■ EXCERPTED RECORDS ■
══════════════════════════════
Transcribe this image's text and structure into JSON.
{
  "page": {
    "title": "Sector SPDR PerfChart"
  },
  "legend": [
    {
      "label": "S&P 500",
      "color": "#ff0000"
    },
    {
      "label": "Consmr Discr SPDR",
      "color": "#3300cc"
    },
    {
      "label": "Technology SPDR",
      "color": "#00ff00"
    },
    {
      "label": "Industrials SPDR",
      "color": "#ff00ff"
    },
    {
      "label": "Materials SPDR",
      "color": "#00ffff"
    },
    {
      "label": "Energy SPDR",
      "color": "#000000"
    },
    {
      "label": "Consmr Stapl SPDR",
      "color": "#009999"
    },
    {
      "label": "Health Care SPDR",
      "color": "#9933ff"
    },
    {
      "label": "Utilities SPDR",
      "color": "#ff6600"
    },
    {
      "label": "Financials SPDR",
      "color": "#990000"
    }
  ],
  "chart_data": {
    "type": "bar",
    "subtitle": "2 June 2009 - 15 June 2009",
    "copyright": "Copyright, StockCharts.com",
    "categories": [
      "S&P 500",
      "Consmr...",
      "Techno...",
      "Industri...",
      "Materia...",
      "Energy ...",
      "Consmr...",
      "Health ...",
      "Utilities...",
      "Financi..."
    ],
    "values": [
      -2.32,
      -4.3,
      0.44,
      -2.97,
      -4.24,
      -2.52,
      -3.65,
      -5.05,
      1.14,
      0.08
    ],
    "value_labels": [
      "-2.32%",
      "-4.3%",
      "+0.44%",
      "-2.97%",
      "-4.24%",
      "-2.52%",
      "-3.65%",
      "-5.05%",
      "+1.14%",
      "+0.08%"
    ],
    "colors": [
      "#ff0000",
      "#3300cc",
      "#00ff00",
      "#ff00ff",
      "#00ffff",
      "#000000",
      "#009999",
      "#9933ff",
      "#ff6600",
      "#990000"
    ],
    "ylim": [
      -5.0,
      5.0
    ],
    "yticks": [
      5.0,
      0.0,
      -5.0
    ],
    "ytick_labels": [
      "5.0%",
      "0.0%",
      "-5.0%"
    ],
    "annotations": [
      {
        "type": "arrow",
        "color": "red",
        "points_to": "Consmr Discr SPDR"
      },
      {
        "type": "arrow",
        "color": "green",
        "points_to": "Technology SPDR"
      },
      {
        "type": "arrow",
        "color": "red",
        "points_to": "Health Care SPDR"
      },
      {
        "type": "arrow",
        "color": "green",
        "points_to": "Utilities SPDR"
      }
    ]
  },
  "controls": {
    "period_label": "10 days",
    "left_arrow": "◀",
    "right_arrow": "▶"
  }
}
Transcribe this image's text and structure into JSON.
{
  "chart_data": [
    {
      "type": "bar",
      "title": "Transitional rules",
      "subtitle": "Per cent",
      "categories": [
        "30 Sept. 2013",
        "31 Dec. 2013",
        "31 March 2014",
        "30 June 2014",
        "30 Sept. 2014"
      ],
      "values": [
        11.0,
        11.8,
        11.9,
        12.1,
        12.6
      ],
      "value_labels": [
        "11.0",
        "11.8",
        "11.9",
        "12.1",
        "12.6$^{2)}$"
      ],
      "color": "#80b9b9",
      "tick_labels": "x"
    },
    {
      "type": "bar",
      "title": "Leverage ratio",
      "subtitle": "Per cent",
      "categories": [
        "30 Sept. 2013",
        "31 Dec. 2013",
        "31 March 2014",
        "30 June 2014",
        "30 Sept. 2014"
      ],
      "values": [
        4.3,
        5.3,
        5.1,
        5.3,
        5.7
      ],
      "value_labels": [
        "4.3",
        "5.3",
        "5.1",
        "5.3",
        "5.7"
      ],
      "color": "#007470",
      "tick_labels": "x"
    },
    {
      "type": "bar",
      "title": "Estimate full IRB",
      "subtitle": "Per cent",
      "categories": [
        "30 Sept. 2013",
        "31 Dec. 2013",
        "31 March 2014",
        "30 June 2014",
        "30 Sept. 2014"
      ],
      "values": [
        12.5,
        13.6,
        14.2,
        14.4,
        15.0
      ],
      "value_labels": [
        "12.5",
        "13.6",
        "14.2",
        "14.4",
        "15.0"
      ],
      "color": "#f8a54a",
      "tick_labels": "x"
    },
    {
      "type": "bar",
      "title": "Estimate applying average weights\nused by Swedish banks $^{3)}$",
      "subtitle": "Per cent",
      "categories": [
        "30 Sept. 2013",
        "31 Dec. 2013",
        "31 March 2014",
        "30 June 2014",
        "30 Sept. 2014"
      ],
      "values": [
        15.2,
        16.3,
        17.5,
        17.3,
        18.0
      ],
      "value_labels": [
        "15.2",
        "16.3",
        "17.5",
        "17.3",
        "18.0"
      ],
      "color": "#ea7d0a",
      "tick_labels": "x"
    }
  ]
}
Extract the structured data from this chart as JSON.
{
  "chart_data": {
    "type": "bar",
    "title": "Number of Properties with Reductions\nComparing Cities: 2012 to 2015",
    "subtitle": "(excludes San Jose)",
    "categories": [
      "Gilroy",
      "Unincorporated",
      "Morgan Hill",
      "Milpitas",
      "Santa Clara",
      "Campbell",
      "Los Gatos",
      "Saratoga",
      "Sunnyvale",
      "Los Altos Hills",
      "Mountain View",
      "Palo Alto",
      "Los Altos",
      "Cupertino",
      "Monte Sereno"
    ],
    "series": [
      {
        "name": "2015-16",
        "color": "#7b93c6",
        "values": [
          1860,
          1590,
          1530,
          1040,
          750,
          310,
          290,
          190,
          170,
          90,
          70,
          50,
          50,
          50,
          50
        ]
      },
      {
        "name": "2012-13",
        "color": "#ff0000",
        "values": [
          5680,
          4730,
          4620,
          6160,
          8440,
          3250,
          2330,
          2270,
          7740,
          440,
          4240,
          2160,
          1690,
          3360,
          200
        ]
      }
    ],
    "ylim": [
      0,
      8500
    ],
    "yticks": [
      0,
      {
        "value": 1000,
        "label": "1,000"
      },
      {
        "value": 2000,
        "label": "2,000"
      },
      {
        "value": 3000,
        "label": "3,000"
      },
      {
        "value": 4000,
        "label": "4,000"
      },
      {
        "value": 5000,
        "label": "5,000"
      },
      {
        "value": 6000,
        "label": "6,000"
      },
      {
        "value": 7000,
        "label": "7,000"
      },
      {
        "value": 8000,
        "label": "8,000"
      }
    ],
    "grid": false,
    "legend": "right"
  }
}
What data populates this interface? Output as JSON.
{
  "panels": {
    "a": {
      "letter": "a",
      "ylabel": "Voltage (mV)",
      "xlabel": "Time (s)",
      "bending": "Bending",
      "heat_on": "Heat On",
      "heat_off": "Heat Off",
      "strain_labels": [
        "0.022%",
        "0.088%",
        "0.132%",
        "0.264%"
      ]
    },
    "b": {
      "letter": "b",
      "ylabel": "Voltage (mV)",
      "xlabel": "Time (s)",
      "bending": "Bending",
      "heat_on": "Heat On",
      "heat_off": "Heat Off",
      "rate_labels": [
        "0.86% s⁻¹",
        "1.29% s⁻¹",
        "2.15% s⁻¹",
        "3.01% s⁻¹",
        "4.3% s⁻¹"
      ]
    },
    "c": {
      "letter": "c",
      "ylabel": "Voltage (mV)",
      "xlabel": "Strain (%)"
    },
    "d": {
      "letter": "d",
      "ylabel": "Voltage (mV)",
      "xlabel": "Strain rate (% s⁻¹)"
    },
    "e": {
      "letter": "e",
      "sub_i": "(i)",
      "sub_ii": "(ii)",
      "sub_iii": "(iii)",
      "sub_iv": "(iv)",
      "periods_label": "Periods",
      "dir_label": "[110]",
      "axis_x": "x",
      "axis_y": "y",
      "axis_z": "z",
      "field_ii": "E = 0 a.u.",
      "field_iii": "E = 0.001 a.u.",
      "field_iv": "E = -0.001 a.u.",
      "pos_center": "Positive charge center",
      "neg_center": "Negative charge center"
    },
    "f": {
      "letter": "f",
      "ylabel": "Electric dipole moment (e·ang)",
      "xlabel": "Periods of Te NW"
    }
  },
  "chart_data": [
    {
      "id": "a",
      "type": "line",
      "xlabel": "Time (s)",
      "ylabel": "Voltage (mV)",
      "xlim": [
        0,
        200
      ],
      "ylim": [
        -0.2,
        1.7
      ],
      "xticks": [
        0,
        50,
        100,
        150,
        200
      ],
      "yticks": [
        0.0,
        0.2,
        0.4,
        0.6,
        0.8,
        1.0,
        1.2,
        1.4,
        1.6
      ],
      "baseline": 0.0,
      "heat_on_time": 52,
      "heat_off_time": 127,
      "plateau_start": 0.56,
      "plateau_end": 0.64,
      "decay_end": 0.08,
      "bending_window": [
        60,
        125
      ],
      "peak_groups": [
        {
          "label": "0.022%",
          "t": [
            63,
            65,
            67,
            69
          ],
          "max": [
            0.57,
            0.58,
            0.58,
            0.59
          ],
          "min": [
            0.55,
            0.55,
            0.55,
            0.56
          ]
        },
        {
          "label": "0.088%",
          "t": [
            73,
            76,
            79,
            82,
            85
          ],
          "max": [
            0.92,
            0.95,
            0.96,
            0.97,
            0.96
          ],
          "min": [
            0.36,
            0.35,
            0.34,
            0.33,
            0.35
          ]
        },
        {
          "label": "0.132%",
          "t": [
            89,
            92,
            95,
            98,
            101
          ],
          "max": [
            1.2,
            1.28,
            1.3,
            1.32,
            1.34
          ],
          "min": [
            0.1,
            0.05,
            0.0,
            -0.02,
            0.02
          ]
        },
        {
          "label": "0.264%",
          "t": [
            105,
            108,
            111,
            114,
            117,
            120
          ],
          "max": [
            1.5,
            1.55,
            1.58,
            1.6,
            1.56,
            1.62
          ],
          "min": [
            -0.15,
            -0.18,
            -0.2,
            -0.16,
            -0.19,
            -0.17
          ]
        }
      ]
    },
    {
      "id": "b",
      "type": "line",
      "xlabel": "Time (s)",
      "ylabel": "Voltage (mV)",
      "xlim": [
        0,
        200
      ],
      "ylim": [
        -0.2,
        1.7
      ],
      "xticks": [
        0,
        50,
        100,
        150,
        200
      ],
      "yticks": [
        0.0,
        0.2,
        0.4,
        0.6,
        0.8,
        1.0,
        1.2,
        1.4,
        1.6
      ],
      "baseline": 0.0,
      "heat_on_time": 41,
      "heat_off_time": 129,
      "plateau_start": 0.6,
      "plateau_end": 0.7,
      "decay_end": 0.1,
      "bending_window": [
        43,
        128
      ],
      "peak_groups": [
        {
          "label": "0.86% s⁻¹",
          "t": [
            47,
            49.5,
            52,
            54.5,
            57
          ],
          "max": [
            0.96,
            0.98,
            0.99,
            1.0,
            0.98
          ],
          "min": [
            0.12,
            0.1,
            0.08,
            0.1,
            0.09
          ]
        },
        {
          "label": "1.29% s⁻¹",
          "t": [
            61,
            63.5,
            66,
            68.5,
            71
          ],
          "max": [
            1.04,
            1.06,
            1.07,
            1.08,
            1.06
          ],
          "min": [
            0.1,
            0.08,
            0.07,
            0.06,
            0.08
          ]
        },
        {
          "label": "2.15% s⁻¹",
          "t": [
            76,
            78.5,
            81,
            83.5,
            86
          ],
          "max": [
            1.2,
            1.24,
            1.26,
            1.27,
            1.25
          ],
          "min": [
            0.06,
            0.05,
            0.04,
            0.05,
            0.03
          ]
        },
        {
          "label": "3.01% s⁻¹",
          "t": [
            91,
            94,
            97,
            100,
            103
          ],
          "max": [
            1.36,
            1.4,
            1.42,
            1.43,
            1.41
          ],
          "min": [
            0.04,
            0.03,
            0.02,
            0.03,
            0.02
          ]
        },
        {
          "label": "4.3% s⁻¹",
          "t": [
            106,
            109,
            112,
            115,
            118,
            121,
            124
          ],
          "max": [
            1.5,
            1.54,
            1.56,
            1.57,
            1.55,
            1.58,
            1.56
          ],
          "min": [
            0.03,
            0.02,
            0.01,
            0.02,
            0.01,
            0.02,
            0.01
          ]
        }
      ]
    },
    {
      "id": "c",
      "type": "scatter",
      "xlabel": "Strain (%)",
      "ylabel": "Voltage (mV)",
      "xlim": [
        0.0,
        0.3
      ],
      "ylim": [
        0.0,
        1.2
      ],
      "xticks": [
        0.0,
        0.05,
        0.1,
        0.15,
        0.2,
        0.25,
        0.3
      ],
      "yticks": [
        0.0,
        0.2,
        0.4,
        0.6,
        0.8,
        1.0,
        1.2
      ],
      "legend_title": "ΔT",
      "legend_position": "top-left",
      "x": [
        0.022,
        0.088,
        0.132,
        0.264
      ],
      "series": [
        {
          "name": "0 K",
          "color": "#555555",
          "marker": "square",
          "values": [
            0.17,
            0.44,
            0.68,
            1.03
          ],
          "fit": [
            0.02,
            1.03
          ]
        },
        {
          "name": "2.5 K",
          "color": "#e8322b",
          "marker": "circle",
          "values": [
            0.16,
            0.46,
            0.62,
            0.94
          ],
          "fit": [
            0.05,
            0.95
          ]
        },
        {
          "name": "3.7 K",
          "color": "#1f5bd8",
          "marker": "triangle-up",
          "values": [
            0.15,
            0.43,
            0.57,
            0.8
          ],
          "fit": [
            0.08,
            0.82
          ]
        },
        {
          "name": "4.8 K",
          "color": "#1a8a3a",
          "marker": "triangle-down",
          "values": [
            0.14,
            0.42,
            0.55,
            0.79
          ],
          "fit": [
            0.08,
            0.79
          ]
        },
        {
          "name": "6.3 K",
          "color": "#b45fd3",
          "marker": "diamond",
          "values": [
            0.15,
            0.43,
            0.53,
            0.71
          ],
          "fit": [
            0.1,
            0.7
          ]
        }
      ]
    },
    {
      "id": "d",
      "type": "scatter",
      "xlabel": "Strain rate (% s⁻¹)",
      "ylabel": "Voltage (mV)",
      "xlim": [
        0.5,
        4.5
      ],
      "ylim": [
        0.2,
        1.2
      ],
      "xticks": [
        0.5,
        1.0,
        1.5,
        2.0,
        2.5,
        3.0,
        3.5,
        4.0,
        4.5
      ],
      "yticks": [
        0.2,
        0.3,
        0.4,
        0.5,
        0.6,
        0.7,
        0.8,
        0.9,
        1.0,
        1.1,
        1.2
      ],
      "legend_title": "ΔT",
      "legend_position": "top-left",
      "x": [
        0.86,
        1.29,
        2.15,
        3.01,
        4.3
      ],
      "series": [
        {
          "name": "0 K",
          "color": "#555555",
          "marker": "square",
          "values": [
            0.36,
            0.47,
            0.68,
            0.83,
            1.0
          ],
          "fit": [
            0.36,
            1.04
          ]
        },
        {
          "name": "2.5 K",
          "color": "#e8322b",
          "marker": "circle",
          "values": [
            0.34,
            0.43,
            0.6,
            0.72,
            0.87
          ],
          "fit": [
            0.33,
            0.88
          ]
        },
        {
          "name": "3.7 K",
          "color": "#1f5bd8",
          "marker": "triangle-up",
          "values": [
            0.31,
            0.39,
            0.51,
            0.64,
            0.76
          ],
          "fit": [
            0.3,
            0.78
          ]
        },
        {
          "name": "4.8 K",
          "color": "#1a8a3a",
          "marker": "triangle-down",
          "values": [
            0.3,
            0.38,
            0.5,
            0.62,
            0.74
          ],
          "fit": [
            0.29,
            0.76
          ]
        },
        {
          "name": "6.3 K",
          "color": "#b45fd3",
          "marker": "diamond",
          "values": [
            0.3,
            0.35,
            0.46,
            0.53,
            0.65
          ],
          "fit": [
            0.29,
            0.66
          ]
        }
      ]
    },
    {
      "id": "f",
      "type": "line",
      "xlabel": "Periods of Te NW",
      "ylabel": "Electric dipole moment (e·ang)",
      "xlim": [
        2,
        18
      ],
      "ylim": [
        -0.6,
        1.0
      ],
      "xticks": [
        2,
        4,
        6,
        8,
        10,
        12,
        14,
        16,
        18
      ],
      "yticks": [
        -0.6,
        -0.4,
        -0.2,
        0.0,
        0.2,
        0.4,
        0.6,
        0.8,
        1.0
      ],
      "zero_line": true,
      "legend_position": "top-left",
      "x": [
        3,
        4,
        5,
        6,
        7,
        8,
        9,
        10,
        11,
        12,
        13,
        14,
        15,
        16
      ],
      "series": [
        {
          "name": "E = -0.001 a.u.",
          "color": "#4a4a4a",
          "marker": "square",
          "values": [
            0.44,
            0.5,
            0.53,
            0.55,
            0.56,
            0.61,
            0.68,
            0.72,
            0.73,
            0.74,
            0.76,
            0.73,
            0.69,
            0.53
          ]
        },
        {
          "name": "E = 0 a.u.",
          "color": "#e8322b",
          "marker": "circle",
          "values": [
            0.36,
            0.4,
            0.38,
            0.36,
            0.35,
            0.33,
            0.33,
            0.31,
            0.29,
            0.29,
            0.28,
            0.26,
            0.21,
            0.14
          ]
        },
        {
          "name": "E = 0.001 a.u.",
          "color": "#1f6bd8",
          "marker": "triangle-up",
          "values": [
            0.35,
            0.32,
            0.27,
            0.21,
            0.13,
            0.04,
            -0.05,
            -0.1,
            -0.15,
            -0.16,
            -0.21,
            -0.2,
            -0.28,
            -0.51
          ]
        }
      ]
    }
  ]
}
══════════════════════════════
■ DIRECTIONS ■
Make a copy of each line that contains the string "Discr".

■ RESULT OF THE TASK ■
      "label": "Consmr Discr SPDR",
        "points_to": "Consmr Discr SPDR"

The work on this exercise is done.